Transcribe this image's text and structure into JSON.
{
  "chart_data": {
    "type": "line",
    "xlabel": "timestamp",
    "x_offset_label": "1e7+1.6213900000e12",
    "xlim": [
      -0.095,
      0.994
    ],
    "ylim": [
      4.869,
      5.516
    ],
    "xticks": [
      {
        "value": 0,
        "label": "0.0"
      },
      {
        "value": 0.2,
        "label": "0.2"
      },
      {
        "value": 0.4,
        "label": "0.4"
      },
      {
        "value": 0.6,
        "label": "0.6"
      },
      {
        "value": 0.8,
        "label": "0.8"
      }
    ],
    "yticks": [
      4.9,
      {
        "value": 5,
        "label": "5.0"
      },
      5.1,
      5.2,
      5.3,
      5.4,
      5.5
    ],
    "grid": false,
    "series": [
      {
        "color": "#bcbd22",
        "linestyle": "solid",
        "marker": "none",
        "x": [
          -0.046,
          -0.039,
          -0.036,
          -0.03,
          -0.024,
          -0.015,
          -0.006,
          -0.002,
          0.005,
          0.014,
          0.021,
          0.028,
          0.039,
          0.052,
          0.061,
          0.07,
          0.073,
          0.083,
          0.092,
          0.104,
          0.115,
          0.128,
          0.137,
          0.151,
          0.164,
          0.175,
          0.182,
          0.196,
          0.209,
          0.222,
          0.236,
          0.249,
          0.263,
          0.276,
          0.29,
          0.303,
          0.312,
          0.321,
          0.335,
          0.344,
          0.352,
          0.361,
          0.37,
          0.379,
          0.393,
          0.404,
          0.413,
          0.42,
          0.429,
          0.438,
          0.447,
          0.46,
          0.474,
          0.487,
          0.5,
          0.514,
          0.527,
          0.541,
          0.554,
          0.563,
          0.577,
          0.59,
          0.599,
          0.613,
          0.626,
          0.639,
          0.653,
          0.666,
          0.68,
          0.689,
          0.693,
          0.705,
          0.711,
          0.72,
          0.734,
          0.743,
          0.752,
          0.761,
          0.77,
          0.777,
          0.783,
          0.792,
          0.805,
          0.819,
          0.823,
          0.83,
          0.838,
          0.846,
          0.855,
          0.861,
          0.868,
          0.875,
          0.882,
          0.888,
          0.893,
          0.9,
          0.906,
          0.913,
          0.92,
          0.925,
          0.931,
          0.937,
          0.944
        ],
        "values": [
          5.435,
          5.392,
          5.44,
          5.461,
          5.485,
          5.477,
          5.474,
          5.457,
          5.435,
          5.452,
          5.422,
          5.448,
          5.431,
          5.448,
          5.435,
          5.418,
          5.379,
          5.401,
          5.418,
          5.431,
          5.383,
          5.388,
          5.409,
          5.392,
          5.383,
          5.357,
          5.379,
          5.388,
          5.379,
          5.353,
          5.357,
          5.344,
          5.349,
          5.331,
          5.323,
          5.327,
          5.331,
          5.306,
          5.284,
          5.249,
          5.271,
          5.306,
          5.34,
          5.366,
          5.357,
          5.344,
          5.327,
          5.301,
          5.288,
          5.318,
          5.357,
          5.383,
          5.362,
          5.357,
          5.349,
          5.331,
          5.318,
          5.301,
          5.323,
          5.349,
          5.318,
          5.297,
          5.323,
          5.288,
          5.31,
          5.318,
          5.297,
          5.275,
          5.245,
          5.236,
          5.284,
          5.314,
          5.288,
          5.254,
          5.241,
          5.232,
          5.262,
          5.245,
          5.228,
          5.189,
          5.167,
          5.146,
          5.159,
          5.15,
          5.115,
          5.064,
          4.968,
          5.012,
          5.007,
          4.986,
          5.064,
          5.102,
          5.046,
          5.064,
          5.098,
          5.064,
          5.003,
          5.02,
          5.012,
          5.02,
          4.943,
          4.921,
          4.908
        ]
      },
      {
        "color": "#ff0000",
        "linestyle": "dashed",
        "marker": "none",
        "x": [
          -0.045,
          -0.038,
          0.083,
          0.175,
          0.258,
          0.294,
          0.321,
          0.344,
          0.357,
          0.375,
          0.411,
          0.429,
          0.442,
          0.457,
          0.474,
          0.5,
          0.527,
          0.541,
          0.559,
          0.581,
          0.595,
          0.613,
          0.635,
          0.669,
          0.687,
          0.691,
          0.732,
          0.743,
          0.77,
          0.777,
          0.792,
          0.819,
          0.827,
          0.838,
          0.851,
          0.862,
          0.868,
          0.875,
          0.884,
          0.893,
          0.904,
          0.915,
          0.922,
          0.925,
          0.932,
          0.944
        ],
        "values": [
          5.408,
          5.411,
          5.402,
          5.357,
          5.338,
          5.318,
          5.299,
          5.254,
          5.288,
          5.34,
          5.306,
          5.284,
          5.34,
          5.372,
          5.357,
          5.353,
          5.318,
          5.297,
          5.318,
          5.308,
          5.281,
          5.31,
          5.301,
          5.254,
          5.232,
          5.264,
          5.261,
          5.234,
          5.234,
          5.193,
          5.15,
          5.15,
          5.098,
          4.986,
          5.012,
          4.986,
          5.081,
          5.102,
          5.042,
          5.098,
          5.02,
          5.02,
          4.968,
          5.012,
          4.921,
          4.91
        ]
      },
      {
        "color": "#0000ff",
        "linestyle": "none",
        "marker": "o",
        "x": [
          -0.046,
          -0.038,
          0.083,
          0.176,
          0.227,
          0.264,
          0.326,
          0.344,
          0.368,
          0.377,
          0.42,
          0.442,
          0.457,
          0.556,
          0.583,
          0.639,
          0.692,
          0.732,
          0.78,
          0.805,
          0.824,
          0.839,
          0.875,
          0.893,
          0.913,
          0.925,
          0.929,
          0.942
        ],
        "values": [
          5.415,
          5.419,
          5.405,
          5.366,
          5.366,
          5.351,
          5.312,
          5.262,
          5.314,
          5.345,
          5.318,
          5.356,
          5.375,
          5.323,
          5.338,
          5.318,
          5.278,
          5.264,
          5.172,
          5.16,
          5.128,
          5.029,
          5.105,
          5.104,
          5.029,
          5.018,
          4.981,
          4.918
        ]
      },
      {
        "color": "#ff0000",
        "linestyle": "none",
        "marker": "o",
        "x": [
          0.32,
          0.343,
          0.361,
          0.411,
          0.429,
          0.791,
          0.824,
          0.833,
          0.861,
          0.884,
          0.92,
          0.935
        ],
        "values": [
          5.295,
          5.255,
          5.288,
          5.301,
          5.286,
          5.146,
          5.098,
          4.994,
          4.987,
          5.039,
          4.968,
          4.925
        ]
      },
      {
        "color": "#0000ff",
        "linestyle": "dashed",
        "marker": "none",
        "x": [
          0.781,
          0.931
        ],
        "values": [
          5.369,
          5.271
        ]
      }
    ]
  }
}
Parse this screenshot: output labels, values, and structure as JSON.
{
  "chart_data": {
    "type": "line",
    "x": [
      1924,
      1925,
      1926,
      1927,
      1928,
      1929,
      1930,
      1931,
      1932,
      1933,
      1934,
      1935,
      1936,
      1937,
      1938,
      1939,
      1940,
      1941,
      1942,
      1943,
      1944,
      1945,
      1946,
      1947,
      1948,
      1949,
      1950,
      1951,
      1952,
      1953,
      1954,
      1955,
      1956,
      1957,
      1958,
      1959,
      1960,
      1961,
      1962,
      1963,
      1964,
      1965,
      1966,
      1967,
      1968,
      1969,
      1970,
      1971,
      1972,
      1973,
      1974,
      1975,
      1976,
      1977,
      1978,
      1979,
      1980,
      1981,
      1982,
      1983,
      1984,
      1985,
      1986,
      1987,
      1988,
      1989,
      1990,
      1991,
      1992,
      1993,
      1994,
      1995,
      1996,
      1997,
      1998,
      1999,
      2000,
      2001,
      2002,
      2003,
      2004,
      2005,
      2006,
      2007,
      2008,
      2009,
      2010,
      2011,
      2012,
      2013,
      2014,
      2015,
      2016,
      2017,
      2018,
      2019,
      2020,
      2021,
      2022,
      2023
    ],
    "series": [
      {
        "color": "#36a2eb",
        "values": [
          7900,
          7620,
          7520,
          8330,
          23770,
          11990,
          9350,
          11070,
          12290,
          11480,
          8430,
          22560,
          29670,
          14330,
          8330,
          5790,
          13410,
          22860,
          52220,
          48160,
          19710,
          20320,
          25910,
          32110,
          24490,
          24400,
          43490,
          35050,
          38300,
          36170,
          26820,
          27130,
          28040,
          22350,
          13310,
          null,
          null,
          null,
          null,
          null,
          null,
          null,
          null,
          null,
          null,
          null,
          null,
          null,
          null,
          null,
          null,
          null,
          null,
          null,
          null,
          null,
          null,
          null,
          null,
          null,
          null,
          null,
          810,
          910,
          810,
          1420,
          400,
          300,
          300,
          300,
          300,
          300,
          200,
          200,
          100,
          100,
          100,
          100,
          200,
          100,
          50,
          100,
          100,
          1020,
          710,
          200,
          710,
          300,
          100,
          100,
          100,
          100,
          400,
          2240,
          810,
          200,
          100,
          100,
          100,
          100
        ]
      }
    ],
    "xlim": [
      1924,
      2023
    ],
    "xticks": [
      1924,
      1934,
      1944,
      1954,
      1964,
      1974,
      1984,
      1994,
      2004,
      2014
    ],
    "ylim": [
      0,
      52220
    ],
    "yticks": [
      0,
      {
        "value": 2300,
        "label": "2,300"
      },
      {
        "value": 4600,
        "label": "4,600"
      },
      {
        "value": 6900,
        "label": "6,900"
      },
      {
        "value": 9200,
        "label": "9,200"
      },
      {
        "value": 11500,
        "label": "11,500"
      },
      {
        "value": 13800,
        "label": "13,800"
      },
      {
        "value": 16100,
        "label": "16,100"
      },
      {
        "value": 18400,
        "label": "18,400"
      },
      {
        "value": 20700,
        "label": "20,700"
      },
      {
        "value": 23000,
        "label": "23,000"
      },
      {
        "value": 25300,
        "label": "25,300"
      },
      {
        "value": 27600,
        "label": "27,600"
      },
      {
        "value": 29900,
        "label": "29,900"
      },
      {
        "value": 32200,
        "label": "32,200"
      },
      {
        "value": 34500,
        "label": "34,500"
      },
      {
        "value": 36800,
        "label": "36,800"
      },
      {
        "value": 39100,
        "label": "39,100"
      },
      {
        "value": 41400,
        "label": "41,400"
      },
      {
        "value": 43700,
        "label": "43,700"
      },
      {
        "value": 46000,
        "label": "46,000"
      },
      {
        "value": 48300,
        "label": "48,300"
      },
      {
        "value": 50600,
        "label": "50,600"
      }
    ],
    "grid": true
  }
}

Goal: Make a list of all lines in the data that contain "this".

Output below:
Transcribe this image's text and structure into JSON.
Parse this screenshot: output labels, values, and structure as JSON.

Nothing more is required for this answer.